**What is expected**. Go through the lines below. Copy those with "this".

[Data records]
"""
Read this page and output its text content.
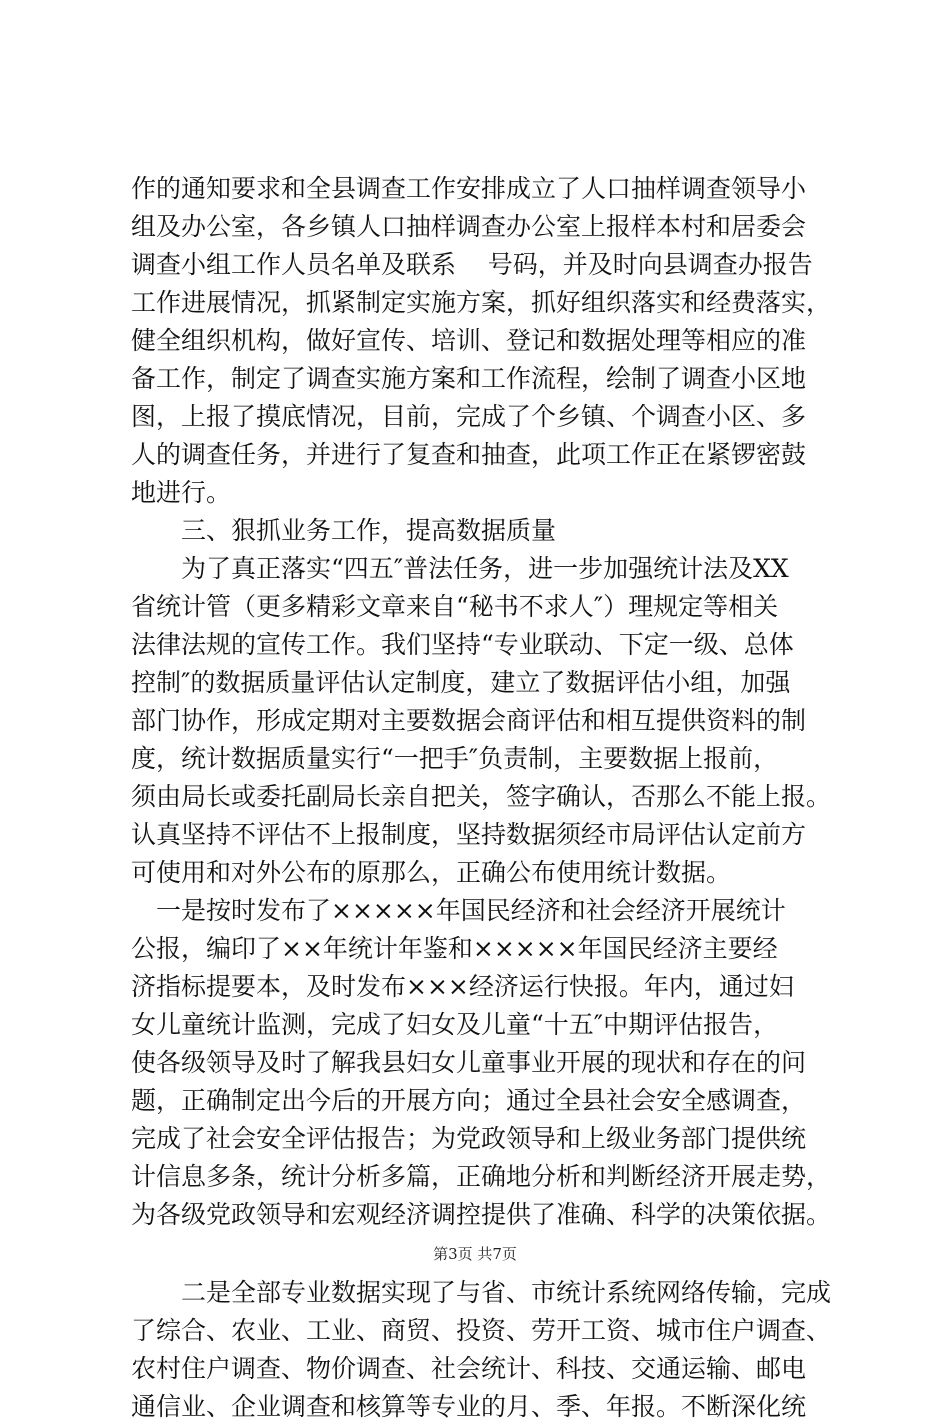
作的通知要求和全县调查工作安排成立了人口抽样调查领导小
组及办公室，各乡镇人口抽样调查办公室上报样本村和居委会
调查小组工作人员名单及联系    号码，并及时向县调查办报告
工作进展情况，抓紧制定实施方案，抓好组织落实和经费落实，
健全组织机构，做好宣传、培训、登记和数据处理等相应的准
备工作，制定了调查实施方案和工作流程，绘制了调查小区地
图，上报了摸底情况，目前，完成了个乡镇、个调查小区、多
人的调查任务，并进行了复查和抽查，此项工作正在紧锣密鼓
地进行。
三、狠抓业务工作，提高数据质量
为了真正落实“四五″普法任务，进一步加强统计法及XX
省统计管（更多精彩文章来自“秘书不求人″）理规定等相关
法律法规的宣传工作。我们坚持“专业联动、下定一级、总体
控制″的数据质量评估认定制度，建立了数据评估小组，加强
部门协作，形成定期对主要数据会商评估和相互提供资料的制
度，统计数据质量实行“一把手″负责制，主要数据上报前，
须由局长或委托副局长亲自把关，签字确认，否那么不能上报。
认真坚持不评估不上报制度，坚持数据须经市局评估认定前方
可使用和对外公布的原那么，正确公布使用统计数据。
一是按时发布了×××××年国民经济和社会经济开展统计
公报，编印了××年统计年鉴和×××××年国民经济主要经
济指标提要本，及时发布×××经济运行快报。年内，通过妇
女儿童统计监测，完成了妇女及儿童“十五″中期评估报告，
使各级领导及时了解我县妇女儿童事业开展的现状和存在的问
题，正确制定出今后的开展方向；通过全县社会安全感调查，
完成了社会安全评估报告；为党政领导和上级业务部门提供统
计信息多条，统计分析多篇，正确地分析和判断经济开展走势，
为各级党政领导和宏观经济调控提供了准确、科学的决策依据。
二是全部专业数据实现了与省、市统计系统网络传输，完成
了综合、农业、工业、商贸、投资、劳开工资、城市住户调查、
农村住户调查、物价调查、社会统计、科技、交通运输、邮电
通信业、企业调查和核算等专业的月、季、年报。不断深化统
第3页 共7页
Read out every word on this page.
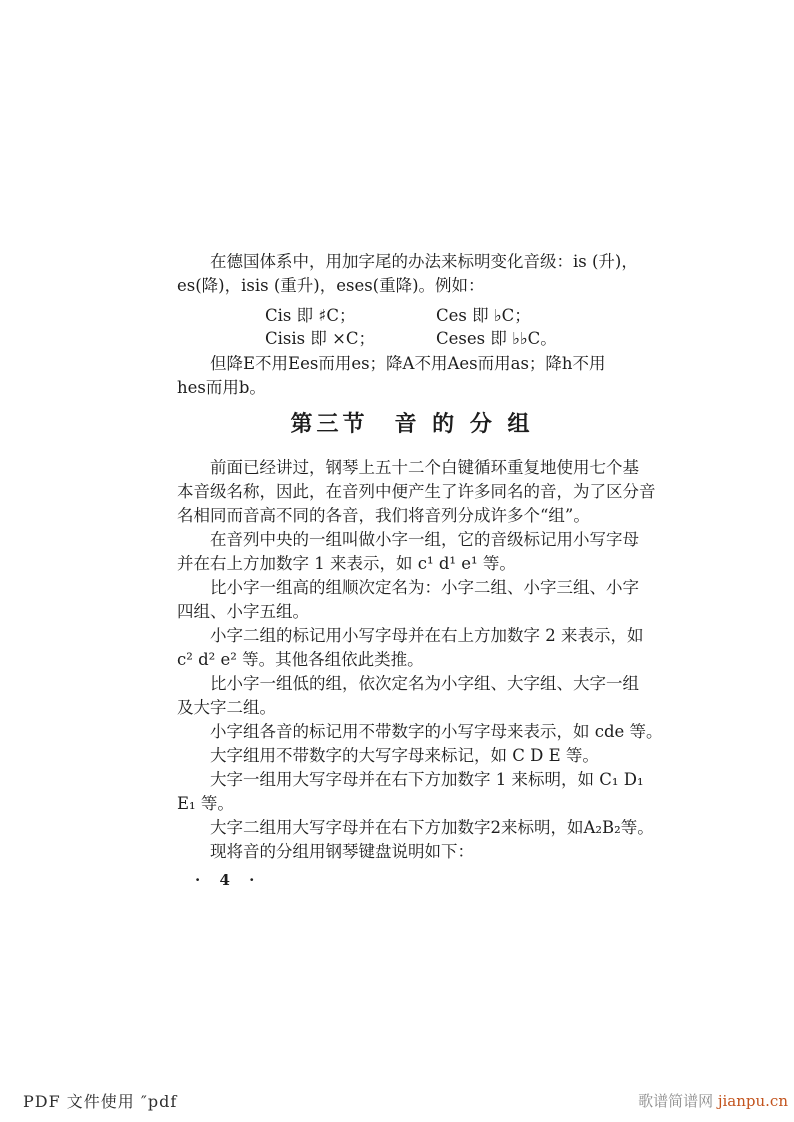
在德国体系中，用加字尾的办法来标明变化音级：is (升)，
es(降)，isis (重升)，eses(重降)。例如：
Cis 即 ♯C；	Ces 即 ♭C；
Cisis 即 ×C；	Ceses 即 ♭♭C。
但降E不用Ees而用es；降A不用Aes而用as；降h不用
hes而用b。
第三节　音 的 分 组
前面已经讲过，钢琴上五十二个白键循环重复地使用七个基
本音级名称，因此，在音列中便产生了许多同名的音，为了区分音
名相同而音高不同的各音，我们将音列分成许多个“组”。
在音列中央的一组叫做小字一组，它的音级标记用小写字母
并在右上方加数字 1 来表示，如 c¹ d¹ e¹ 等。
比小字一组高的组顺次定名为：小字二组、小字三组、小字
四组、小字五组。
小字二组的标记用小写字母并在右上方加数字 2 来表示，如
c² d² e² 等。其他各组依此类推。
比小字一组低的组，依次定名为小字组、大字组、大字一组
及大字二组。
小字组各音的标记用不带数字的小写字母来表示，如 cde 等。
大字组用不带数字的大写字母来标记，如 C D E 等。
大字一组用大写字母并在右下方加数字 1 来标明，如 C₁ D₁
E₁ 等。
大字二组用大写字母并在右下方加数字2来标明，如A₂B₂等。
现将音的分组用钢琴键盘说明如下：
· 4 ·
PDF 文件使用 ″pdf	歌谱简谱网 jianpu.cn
"""
"""
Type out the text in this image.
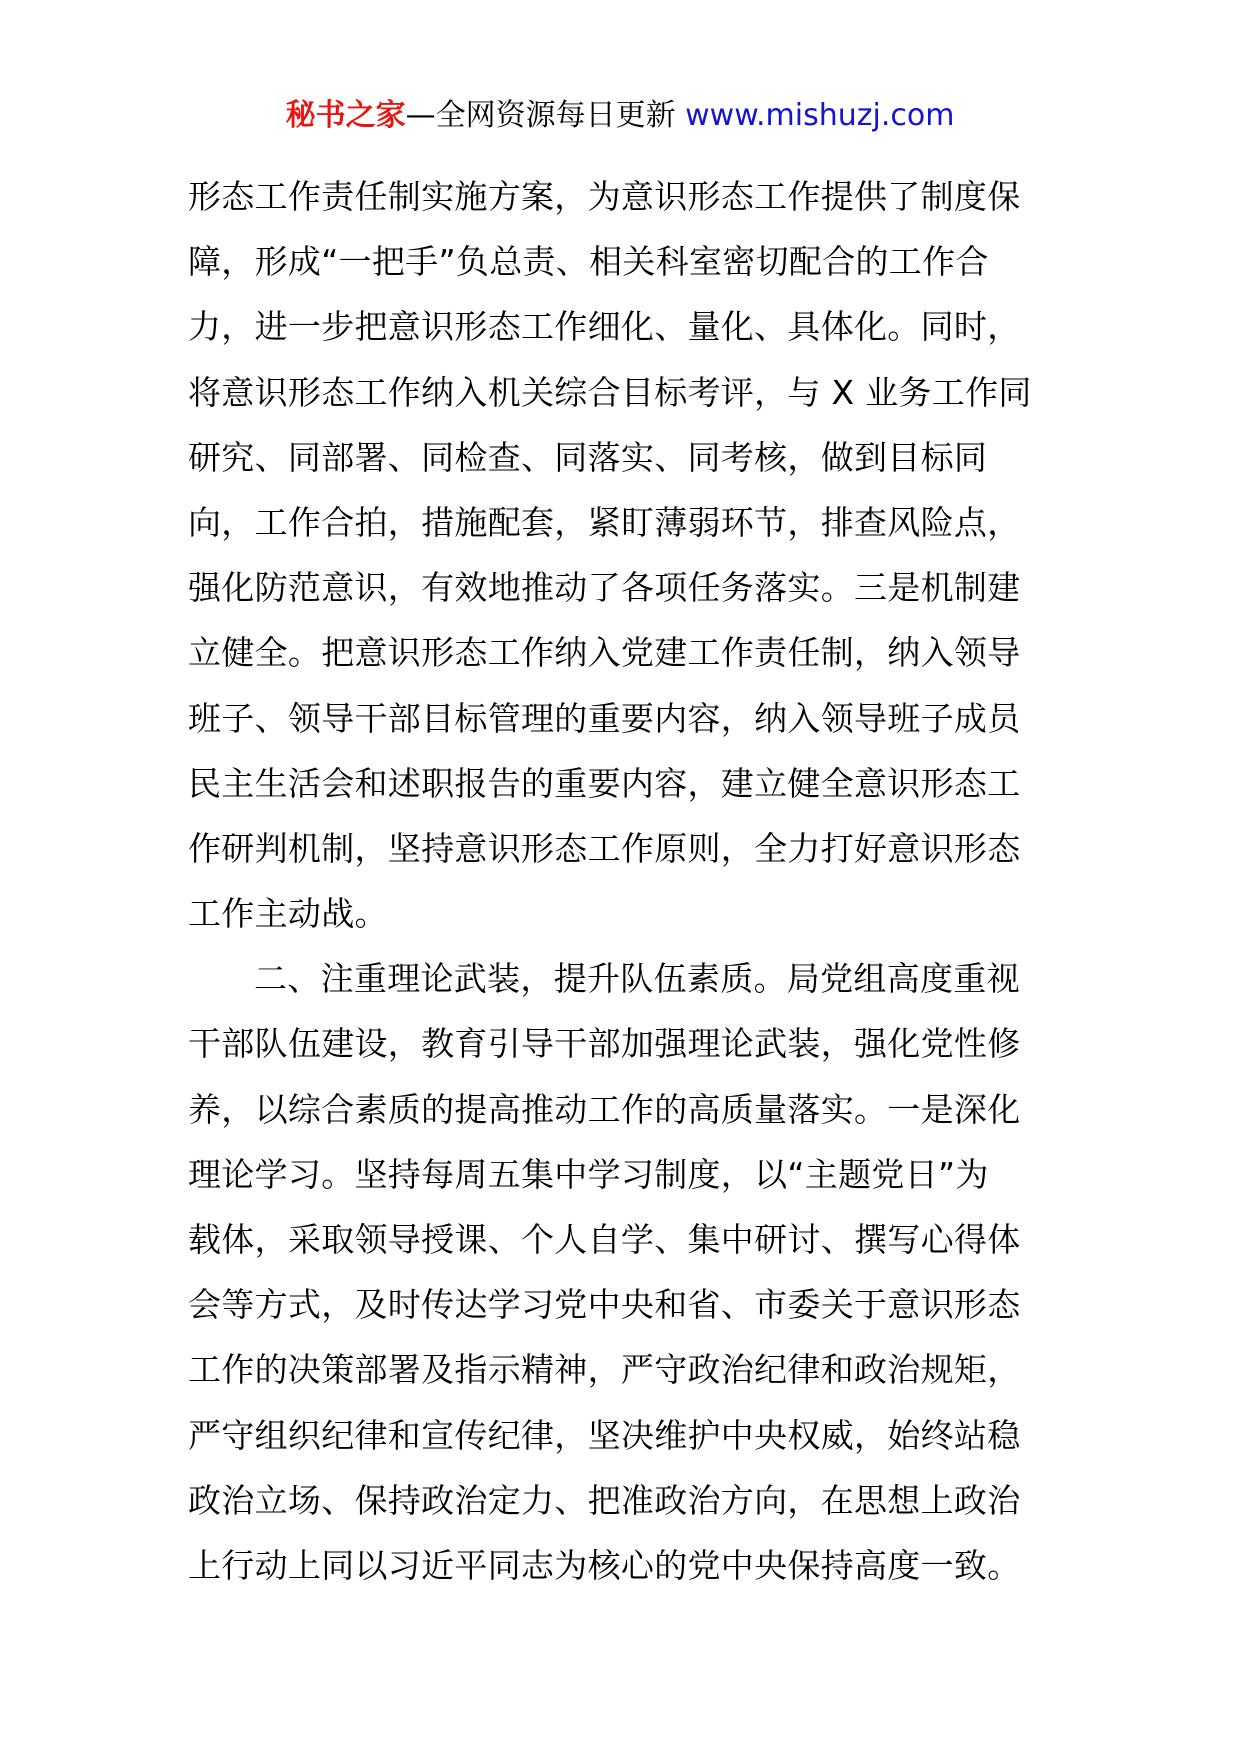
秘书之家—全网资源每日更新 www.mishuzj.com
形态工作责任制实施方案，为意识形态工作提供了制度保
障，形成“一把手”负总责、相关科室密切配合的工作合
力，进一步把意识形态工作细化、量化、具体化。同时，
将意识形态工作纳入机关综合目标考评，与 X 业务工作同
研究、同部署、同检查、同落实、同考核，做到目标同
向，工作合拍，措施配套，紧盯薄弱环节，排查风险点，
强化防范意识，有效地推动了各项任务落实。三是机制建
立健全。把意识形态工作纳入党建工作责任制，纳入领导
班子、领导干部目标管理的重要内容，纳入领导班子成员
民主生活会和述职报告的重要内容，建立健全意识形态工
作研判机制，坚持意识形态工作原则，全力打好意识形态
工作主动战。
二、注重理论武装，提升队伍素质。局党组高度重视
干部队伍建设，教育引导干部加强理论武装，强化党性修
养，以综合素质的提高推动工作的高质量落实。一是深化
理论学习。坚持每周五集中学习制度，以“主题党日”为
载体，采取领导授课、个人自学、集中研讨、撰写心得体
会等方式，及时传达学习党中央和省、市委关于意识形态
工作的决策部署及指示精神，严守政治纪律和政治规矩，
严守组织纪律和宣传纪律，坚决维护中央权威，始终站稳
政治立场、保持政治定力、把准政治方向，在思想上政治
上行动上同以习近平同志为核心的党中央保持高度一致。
"""
**Answer to the task**.
Read this page and output its text content.
Read out every word on this page.
Type out the text in this image.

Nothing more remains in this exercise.